→ WRITTEN PROBLEM: Print the records word for word, from the first line through the line containing "contour-label: 300 xyxy=(550,647,573,661)", including both ends.

>> start

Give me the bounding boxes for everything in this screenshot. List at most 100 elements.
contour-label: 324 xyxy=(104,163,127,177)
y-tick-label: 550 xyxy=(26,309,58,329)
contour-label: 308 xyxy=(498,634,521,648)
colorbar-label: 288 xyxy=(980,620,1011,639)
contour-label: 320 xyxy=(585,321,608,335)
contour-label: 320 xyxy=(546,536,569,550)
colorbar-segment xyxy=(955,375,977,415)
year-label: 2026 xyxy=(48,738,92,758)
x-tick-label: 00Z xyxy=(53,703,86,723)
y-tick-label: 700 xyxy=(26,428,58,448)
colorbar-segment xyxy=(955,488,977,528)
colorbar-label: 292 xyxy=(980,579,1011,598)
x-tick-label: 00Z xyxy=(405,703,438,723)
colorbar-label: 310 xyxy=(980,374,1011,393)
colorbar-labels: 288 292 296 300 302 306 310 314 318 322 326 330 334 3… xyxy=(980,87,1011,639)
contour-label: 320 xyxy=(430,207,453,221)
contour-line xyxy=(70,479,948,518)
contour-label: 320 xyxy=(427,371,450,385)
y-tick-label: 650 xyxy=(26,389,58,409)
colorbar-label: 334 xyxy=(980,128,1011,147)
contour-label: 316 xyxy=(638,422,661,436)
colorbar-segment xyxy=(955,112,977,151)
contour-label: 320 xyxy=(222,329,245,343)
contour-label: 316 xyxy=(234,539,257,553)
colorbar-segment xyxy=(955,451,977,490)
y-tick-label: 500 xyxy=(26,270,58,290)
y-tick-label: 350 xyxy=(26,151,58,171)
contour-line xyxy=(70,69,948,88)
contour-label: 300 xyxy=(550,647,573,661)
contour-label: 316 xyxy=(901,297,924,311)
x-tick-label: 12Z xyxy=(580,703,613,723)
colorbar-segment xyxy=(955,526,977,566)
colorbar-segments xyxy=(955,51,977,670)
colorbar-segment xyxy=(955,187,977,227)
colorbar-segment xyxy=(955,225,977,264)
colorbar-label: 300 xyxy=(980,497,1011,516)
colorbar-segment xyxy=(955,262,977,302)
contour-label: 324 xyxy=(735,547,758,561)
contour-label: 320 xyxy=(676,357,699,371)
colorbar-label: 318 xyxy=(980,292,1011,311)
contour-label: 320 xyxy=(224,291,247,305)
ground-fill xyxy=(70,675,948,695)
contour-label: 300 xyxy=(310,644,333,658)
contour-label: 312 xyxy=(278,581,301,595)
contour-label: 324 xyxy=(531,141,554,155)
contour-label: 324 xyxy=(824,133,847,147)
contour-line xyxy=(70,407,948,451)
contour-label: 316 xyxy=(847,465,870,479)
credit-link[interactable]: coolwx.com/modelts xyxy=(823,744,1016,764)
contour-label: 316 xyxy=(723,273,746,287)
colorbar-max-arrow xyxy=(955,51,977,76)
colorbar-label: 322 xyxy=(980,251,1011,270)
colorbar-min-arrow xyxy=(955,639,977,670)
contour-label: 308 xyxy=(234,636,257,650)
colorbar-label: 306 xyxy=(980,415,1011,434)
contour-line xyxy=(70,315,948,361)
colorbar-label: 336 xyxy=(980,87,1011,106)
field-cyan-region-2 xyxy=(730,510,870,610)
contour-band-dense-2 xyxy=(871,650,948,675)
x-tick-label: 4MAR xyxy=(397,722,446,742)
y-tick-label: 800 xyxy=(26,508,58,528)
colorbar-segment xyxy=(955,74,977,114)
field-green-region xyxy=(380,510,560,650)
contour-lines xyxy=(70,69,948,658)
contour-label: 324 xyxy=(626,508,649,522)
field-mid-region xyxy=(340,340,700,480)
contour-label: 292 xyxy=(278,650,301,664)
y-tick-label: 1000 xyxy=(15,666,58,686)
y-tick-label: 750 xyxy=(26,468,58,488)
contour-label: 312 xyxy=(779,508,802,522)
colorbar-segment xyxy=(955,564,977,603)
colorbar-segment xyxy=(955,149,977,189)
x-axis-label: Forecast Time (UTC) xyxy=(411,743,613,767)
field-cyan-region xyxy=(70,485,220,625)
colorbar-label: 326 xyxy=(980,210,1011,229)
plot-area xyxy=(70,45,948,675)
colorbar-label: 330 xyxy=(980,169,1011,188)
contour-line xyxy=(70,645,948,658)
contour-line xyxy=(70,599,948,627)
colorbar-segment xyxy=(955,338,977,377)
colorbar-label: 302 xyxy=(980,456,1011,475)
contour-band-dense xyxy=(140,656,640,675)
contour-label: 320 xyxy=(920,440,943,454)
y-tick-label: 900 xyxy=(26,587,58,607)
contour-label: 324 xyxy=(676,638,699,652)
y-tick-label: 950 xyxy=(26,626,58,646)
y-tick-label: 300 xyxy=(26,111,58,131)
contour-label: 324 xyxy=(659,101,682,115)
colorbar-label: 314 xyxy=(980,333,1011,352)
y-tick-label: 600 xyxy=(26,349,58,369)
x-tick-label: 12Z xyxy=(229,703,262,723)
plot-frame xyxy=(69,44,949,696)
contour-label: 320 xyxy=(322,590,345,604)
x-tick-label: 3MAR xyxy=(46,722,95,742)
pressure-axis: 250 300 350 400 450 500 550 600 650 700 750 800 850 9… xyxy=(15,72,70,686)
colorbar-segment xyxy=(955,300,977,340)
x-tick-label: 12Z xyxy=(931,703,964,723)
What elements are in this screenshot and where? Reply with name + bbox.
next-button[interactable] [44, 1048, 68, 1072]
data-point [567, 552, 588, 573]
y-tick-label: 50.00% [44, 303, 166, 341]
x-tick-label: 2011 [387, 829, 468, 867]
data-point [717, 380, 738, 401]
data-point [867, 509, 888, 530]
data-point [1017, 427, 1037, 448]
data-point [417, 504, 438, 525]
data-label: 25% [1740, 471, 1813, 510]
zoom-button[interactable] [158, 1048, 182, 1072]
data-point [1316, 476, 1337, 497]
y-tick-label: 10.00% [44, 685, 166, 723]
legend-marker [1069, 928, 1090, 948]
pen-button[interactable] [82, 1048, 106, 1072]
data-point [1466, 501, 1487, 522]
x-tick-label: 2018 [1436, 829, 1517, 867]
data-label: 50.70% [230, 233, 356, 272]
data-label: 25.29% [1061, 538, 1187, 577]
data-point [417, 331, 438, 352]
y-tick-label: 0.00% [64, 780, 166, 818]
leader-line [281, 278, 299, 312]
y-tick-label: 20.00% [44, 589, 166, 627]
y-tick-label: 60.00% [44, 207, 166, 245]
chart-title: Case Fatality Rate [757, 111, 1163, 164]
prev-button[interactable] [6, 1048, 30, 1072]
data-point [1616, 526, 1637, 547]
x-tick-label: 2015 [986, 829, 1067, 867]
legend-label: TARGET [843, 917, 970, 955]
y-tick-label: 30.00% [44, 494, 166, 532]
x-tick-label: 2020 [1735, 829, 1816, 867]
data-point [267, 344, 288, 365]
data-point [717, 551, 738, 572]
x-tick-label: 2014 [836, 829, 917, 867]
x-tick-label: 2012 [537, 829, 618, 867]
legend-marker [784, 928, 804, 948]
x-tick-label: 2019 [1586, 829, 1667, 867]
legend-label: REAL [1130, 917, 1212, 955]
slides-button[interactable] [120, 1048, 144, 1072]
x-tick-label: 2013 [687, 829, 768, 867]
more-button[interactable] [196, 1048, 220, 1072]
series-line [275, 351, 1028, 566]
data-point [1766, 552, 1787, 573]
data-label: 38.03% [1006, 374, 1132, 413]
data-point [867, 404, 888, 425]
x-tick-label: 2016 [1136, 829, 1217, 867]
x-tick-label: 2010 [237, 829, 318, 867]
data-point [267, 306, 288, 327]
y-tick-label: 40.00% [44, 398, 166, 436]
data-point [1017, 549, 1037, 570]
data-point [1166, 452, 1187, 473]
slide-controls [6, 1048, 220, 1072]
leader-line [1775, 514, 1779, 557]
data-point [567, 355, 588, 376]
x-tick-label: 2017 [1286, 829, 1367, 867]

>> end

→ FINAL RESULT:
Give me the bounding boxes for everything in this screenshot. List at most 100 elements.
contour-label: 324 xyxy=(104,163,127,177)
y-tick-label: 550 xyxy=(26,309,58,329)
contour-label: 308 xyxy=(498,634,521,648)
colorbar-label: 288 xyxy=(980,620,1011,639)
contour-label: 320 xyxy=(585,321,608,335)
contour-label: 320 xyxy=(546,536,569,550)
colorbar-segment xyxy=(955,375,977,415)
year-label: 2026 xyxy=(48,738,92,758)
x-tick-label: 00Z xyxy=(53,703,86,723)
y-tick-label: 700 xyxy=(26,428,58,448)
colorbar-segment xyxy=(955,488,977,528)
colorbar-label: 292 xyxy=(980,579,1011,598)
x-tick-label: 00Z xyxy=(405,703,438,723)
colorbar-label: 310 xyxy=(980,374,1011,393)
colorbar-labels: 288 292 296 300 302 306 310 314 318 322 326 330 334 3… xyxy=(980,87,1011,639)
contour-label: 320 xyxy=(430,207,453,221)
contour-line xyxy=(70,479,948,518)
contour-label: 320 xyxy=(427,371,450,385)
y-tick-label: 650 xyxy=(26,389,58,409)
colorbar-label: 334 xyxy=(980,128,1011,147)
contour-label: 316 xyxy=(638,422,661,436)
colorbar-segment xyxy=(955,112,977,151)
contour-label: 320 xyxy=(222,329,245,343)
contour-label: 316 xyxy=(234,539,257,553)
colorbar-segment xyxy=(955,451,977,490)
y-tick-label: 500 xyxy=(26,270,58,290)
y-tick-label: 350 xyxy=(26,151,58,171)
contour-line xyxy=(70,69,948,88)
contour-label: 300 xyxy=(550,647,573,661)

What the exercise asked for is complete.